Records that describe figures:
↓

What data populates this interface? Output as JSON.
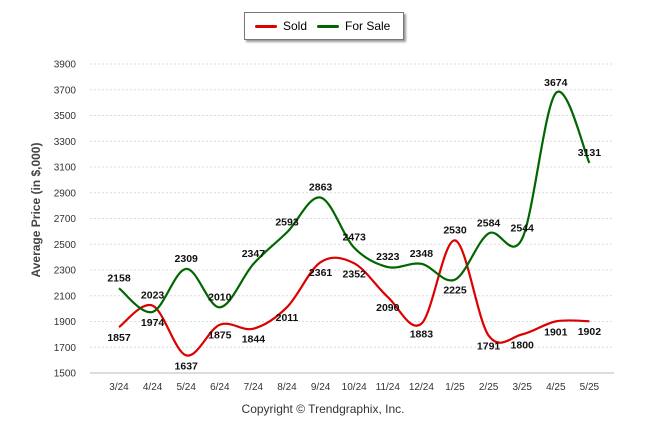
{
  "chart_data": {
    "type": "line",
    "title": "",
    "xlabel": "",
    "ylabel": "Average Price (in $,000)",
    "categories": [
      "3/24",
      "4/24",
      "5/24",
      "6/24",
      "7/24",
      "8/24",
      "9/24",
      "10/24",
      "11/24",
      "12/24",
      "1/25",
      "2/25",
      "3/25",
      "4/25",
      "5/25"
    ],
    "ylim": [
      1500,
      3900
    ],
    "yticks": [
      1500,
      1700,
      1900,
      2100,
      2300,
      2500,
      2700,
      2900,
      3100,
      3300,
      3500,
      3700,
      3900
    ],
    "grid": true,
    "legend_position": "top-center",
    "series": [
      {
        "name": "Sold",
        "color": "#dd0000",
        "values": [
          1857,
          2023,
          1637,
          1875,
          1844,
          2011,
          2361,
          2352,
          2090,
          1883,
          2530,
          1791,
          1800,
          1901,
          1902
        ]
      },
      {
        "name": "For Sale",
        "color": "#006600",
        "values": [
          2158,
          1974,
          2309,
          2010,
          2347,
          2593,
          2863,
          2473,
          2323,
          2348,
          2225,
          2584,
          2544,
          3674,
          3131
        ]
      }
    ]
  },
  "legend": {
    "sold_label": "Sold",
    "for_sale_label": "For Sale"
  },
  "footer": {
    "copyright": "Copyright © Trendgraphix, Inc."
  }
}
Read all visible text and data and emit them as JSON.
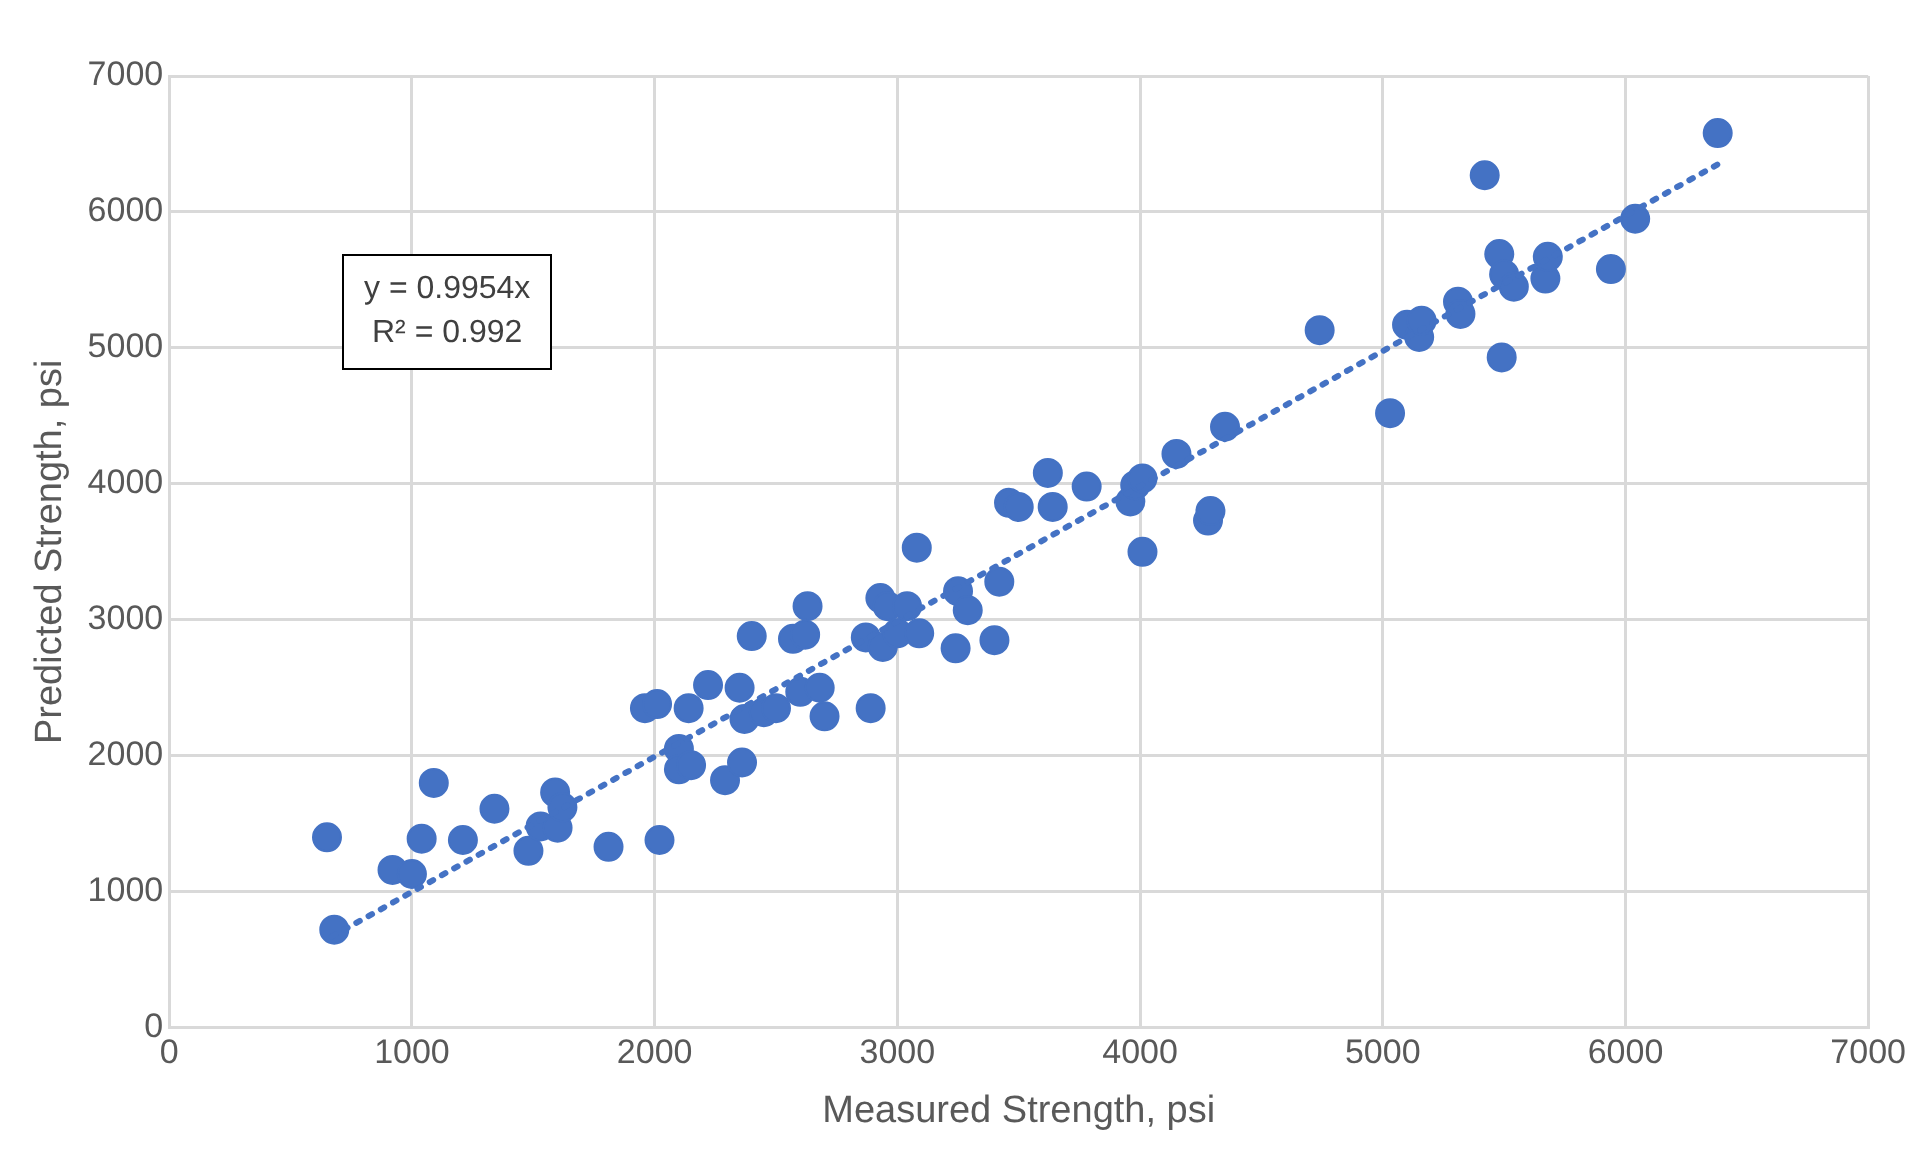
{
  "chart_data": {
    "type": "scatter",
    "xlabel": "Measured Strength, psi",
    "ylabel": "Predicted Strength, psi",
    "annotations": [
      "y = 0.9954x",
      "R² = 0.992"
    ],
    "xlim": [
      0,
      7000
    ],
    "xticks": [
      0,
      1000,
      2000,
      3000,
      4000,
      5000,
      6000,
      7000
    ],
    "ylim": [
      0,
      7000
    ],
    "yticks": [
      0,
      1000,
      2000,
      3000,
      4000,
      5000,
      6000,
      7000
    ],
    "grid": true,
    "legend": false,
    "marker": "circle",
    "series": [
      {
        "color": "#4472c4",
        "x": [
          650,
          680,
          920,
          1000,
          1040,
          1090,
          1210,
          1340,
          1480,
          1530,
          1590,
          1600,
          1620,
          1810,
          1960,
          2010,
          2020,
          2100,
          2100,
          2140,
          2150,
          2220,
          2290,
          2350,
          2360,
          2370,
          2400,
          2450,
          2500,
          2570,
          2600,
          2620,
          2630,
          2680,
          2700,
          2870,
          2890,
          2930,
          2940,
          2960,
          3000,
          3040,
          3080,
          3090,
          3240,
          3250,
          3290,
          3400,
          3420,
          3460,
          3500,
          3620,
          3640,
          3780,
          3960,
          3980,
          4010,
          4010,
          4150,
          4280,
          4290,
          4350,
          4740,
          5030,
          5100,
          5150,
          5160,
          5310,
          5320,
          5420,
          5480,
          5490,
          5500,
          5540,
          5670,
          5680,
          5940,
          6040,
          6380
        ],
        "values": [
          1400,
          720,
          1160,
          1130,
          1390,
          1800,
          1380,
          1610,
          1300,
          1480,
          1730,
          1470,
          1620,
          1330,
          2350,
          2380,
          1380,
          2050,
          1900,
          2350,
          1930,
          2520,
          1820,
          2500,
          1950,
          2270,
          2880,
          2320,
          2350,
          2860,
          2470,
          2890,
          3100,
          2500,
          2290,
          2870,
          2350,
          3160,
          2800,
          3100,
          2900,
          3100,
          3530,
          2900,
          2790,
          3210,
          3070,
          2850,
          3280,
          3860,
          3830,
          4080,
          3830,
          3980,
          3870,
          3990,
          4040,
          3500,
          4220,
          3730,
          3800,
          4420,
          5130,
          4520,
          5170,
          5080,
          5200,
          5340,
          5250,
          6270,
          5690,
          4930,
          5540,
          5450,
          5510,
          5670,
          5580,
          5950,
          6580
        ]
      },
      {
        "color": "#4472c4",
        "type": "line",
        "line_style": "dotted",
        "marker": "none",
        "x": [
          670,
          6380
        ],
        "values": [
          670,
          6350
        ]
      }
    ]
  }
}
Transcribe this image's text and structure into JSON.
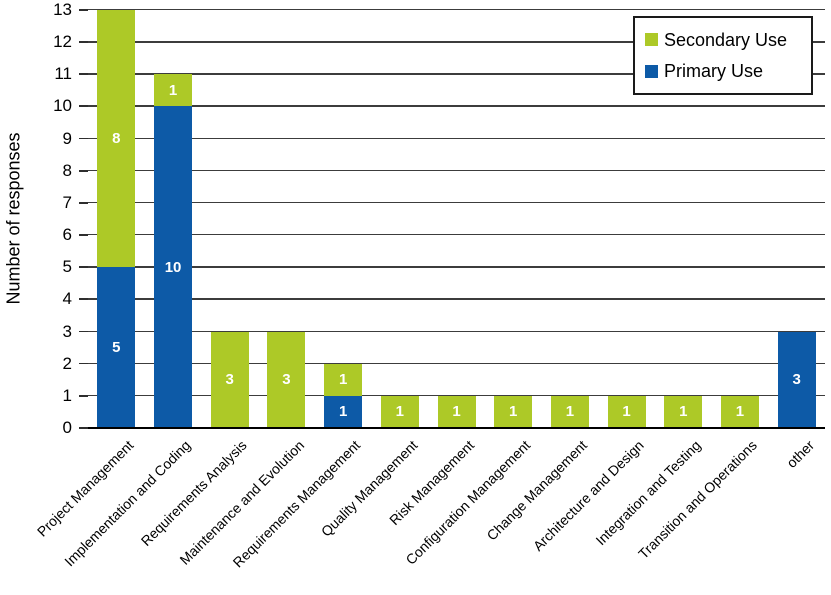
{
  "chart_data": {
    "type": "bar",
    "stacked": true,
    "title": "",
    "xlabel": "",
    "ylabel": "Number of responses",
    "ylim": [
      0,
      13
    ],
    "ytick_step": 1,
    "grid": true,
    "legend_position": "top-right",
    "categories": [
      "Project Management",
      "Implementation and Coding",
      "Requirements Analysis",
      "Maintenance and Evolution",
      "Requirements Management",
      "Quality Management",
      "Risk Management",
      "Configuration Management",
      "Change Management",
      "Architecture and Design",
      "Integration and Testing",
      "Transition and Operations",
      "other"
    ],
    "series": [
      {
        "name": "Primary Use",
        "color": "#0d5aa7",
        "values": [
          5,
          10,
          0,
          0,
          1,
          0,
          0,
          0,
          0,
          0,
          0,
          0,
          3
        ]
      },
      {
        "name": "Secondary Use",
        "color": "#adc927",
        "values": [
          8,
          1,
          3,
          3,
          1,
          1,
          1,
          1,
          1,
          1,
          1,
          1,
          0
        ]
      }
    ],
    "legend": [
      {
        "label": "Secondary Use",
        "series_index": 1
      },
      {
        "label": "Primary Use",
        "series_index": 0
      }
    ]
  }
}
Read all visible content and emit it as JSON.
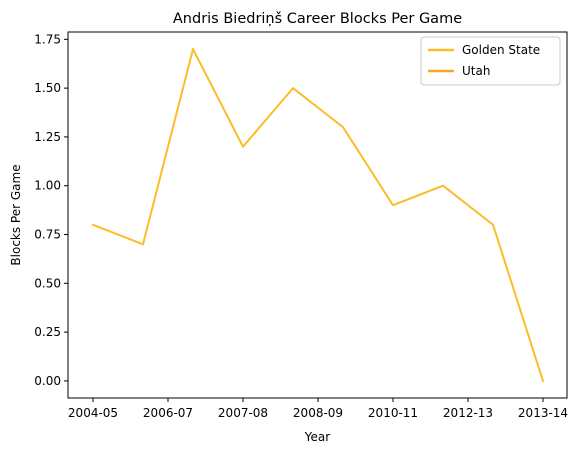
{
  "chart_data": {
    "type": "line",
    "title": "Andris Biedriņš Career Blocks Per Game",
    "xlabel": "Year",
    "ylabel": "Blocks Per Game",
    "x_ticks": [
      "2004-05",
      "2006-07",
      "2007-08",
      "2008-09",
      "2010-11",
      "2012-13",
      "2013-14"
    ],
    "y_ticks": [
      "0.00",
      "0.25",
      "0.50",
      "0.75",
      "1.00",
      "1.25",
      "1.50",
      "1.75"
    ],
    "ylim": [
      -0.0875,
      1.7875
    ],
    "x_count": 10,
    "series": [
      {
        "name": "Golden State",
        "color": "#fbbc28",
        "values": [
          0.8,
          0.7,
          1.7,
          1.2,
          1.5,
          1.3,
          0.9,
          1.0,
          0.8,
          0.0
        ]
      },
      {
        "name": "Utah",
        "color": "#f7a324",
        "values": []
      }
    ],
    "legend_position": "top-right",
    "grid": false
  }
}
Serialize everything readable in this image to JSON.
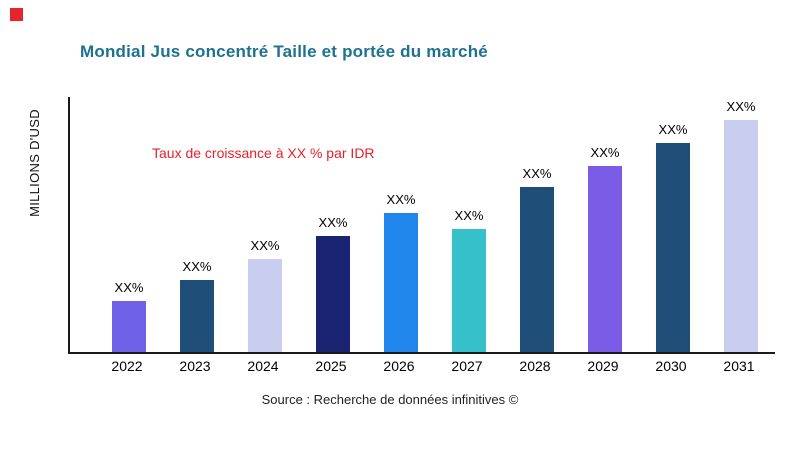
{
  "brand": {
    "square_color": "#e4252b"
  },
  "header": {
    "title": "Mondial Jus concentré Taille et portée du marché",
    "title_color": "#1d7291"
  },
  "chart_data": {
    "type": "bar",
    "title": "Mondial Jus concentré Taille et portée du marché",
    "xlabel": "",
    "ylabel": "MILLIONS D'USD",
    "annotation": "Taux de croissance à XX % par IDR",
    "annotation_color": "#e62229",
    "categories": [
      "2022",
      "2023",
      "2024",
      "2025",
      "2026",
      "2027",
      "2028",
      "2029",
      "2030",
      "2031"
    ],
    "values": [
      22,
      31,
      40,
      50,
      60,
      53,
      71,
      80,
      90,
      100
    ],
    "bar_labels": [
      "XX%",
      "XX%",
      "XX%",
      "XX%",
      "XX%",
      "XX%",
      "XX%",
      "XX%",
      "XX%",
      "XX%"
    ],
    "bar_colors": [
      "#6f62e8",
      "#1f4e79",
      "#c9cdf0",
      "#1a2472",
      "#2186eb",
      "#35c0ca",
      "#1f4e79",
      "#7a5ce6",
      "#1f4e79",
      "#c9cdf0"
    ],
    "ylim": [
      0,
      110
    ],
    "grid": false,
    "legend": false,
    "axis_color": "#1a1a1a"
  },
  "footer": {
    "source": "Source : Recherche de données infinitives ©"
  }
}
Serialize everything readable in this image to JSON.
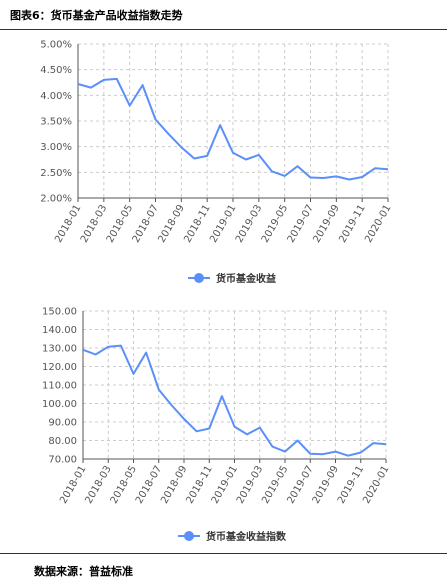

↑

DESCRIPTION OF THE TASK: Output an exact copy of the material, with the pictures removed.

TASK RESPONSE:
What data populates this interface? Output as JSON.
{
  "chart_data": {
    "type": "line",
    "title": "",
    "xlabel": "",
    "ylabel": "Average Price (in $,000)",
    "categories": [
      "3/24",
      "4/24",
      "5/24",
      "6/24",
      "7/24",
      "8/24",
      "9/24",
      "10/24",
      "11/24",
      "12/24",
      "1/25",
      "2/25",
      "3/25",
      "4/25",
      "5/25"
    ],
    "ylim": [
      1500,
      3900
    ],
    "yticks": [
      1500,
      1700,
      1900,
      2100,
      2300,
      2500,
      2700,
      2900,
      3100,
      3300,
      3500,
      3700,
      3900
    ],
    "grid": true,
    "legend_position": "top-center",
    "series": [
      {
        "name": "Sold",
        "color": "#dd0000",
        "values": [
          1857,
          2023,
          1637,
          1875,
          1844,
          2011,
          2361,
          2352,
          2090,
          1883,
          2530,
          1791,
          1800,
          1901,
          1902
        ]
      },
      {
        "name": "For Sale",
        "color": "#006600",
        "values": [
          2158,
          1974,
          2309,
          2010,
          2347,
          2593,
          2863,
          2473,
          2323,
          2348,
          2225,
          2584,
          2544,
          3674,
          3131
        ]
      }
    ]
  },
  "legend": {
    "sold_label": "Sold",
    "for_sale_label": "For Sale"
  },
  "footer": {
    "copyright": "Copyright © Trendgraphix, Inc."
  }
}
Read all visible text and data and emit them as JSON.
{
  "chart_data": {
    "type": "scatter",
    "xlabel": "Measured Strength, psi",
    "ylabel": "Predicted Strength, psi",
    "annotations": [
      "y = 0.9954x",
      "R² = 0.992"
    ],
    "xlim": [
      0,
      7000
    ],
    "xticks": [
      0,
      1000,
      2000,
      3000,
      4000,
      5000,
      6000,
      7000
    ],
    "ylim": [
      0,
      7000
    ],
    "yticks": [
      0,
      1000,
      2000,
      3000,
      4000,
      5000,
      6000,
      7000
    ],
    "grid": true,
    "legend": false,
    "marker": "circle",
    "series": [
      {
        "color": "#4472c4",
        "x": [
          650,
          680,
          920,
          1000,
          1040,
          1090,
          1210,
          1340,
          1480,
          1530,
          1590,
          1600,
          1620,
          1810,
          1960,
          2010,
          2020,
          2100,
          2100,
          2140,
          2150,
          2220,
          2290,
          2350,
          2360,
          2370,
          2400,
          2450,
          2500,
          2570,
          2600,
          2620,
          2630,
          2680,
          2700,
          2870,
          2890,
          2930,
          2940,
          2960,
          3000,
          3040,
          3080,
          3090,
          3240,
          3250,
          3290,
          3400,
          3420,
          3460,
          3500,
          3620,
          3640,
          3780,
          3960,
          3980,
          4010,
          4010,
          4150,
          4280,
          4290,
          4350,
          4740,
          5030,
          5100,
          5150,
          5160,
          5310,
          5320,
          5420,
          5480,
          5490,
          5500,
          5540,
          5670,
          5680,
          5940,
          6040,
          6380
        ],
        "values": [
          1400,
          720,
          1160,
          1130,
          1390,
          1800,
          1380,
          1610,
          1300,
          1480,
          1730,
          1470,
          1620,
          1330,
          2350,
          2380,
          1380,
          2050,
          1900,
          2350,
          1930,
          2520,
          1820,
          2500,
          1950,
          2270,
          2880,
          2320,
          2350,
          2860,
          2470,
          2890,
          3100,
          2500,
          2290,
          2870,
          2350,
          3160,
          2800,
          3100,
          2900,
          3100,
          3530,
          2900,
          2790,
          3210,
          3070,
          2850,
          3280,
          3860,
          3830,
          4080,
          3830,
          3980,
          3870,
          3990,
          4040,
          3500,
          4220,
          3730,
          3800,
          4420,
          5130,
          4520,
          5170,
          5080,
          5200,
          5340,
          5250,
          6270,
          5690,
          4930,
          5540,
          5450,
          5510,
          5670,
          5580,
          5950,
          6580
        ]
      },
      {
        "color": "#4472c4",
        "type": "line",
        "line_style": "dotted",
        "marker": "none",
        "x": [
          670,
          6380
        ],
        "values": [
          670,
          6350
        ]
      }
    ]
  }
}
Transcribe this image's text and structure into JSON.
{
  "chart_data": {
    "type": "bar",
    "stacked": true,
    "title": "",
    "xlabel": "",
    "ylabel": "Number of responses",
    "ylim": [
      0,
      13
    ],
    "ytick_step": 1,
    "grid": true,
    "legend_position": "top-right",
    "categories": [
      "Project Management",
      "Implementation and Coding",
      "Requirements Analysis",
      "Maintenance and Evolution",
      "Requirements Management",
      "Quality Management",
      "Risk Management",
      "Configuration Management",
      "Change Management",
      "Architecture and Design",
      "Integration and Testing",
      "Transition and Operations",
      "other"
    ],
    "series": [
      {
        "name": "Primary Use",
        "color": "#0d5aa7",
        "values": [
          5,
          10,
          0,
          0,
          1,
          0,
          0,
          0,
          0,
          0,
          0,
          0,
          3
        ]
      },
      {
        "name": "Secondary Use",
        "color": "#adc927",
        "values": [
          8,
          1,
          3,
          3,
          1,
          1,
          1,
          1,
          1,
          1,
          1,
          1,
          0
        ]
      }
    ],
    "legend": [
      {
        "label": "Secondary Use",
        "series_index": 1
      },
      {
        "label": "Primary Use",
        "series_index": 0
      }
    ]
  }
}
Read all visible content and emit it as JSON.
{
  "chart_data": {
    "type": "line",
    "title": "Andris Biedriņš Career Blocks Per Game",
    "xlabel": "Year",
    "ylabel": "Blocks Per Game",
    "x_ticks": [
      "2004-05",
      "2006-07",
      "2007-08",
      "2008-09",
      "2010-11",
      "2012-13",
      "2013-14"
    ],
    "y_ticks": [
      "0.00",
      "0.25",
      "0.50",
      "0.75",
      "1.00",
      "1.25",
      "1.50",
      "1.75"
    ],
    "ylim": [
      -0.0875,
      1.7875
    ],
    "x_count": 10,
    "series": [
      {
        "name": "Golden State",
        "color": "#fbbc28",
        "values": [
          0.8,
          0.7,
          1.7,
          1.2,
          1.5,
          1.3,
          0.9,
          1.0,
          0.8,
          0.0
        ]
      },
      {
        "name": "Utah",
        "color": "#f7a324",
        "values": []
      }
    ],
    "legend_position": "top-right",
    "grid": false
  }
}
Serialize everything readable in this image to JSON.
{
  "brand": {
    "square_color": "#e4252b"
  },
  "header": {
    "title": "Mondial Jus concentré Taille et portée du marché",
    "title_color": "#1d7291"
  },
  "chart_data": {
    "type": "bar",
    "title": "Mondial Jus concentré Taille et portée du marché",
    "xlabel": "",
    "ylabel": "MILLIONS D'USD",
    "annotation": "Taux de croissance à XX % par IDR",
    "annotation_color": "#e62229",
    "categories": [
      "2022",
      "2023",
      "2024",
      "2025",
      "2026",
      "2027",
      "2028",
      "2029",
      "2030",
      "2031"
    ],
    "values": [
      22,
      31,
      40,
      50,
      60,
      53,
      71,
      80,
      90,
      100
    ],
    "bar_labels": [
      "XX%",
      "XX%",
      "XX%",
      "XX%",
      "XX%",
      "XX%",
      "XX%",
      "XX%",
      "XX%",
      "XX%"
    ],
    "bar_colors": [
      "#6f62e8",
      "#1f4e79",
      "#c9cdf0",
      "#1a2472",
      "#2186eb",
      "#35c0ca",
      "#1f4e79",
      "#7a5ce6",
      "#1f4e79",
      "#c9cdf0"
    ],
    "ylim": [
      0,
      110
    ],
    "grid": false,
    "legend": false,
    "axis_color": "#1a1a1a"
  },
  "footer": {
    "source": "Source : Recherche de données infinitives ©"
  }
}
Serialize everything readable in this image to JSON.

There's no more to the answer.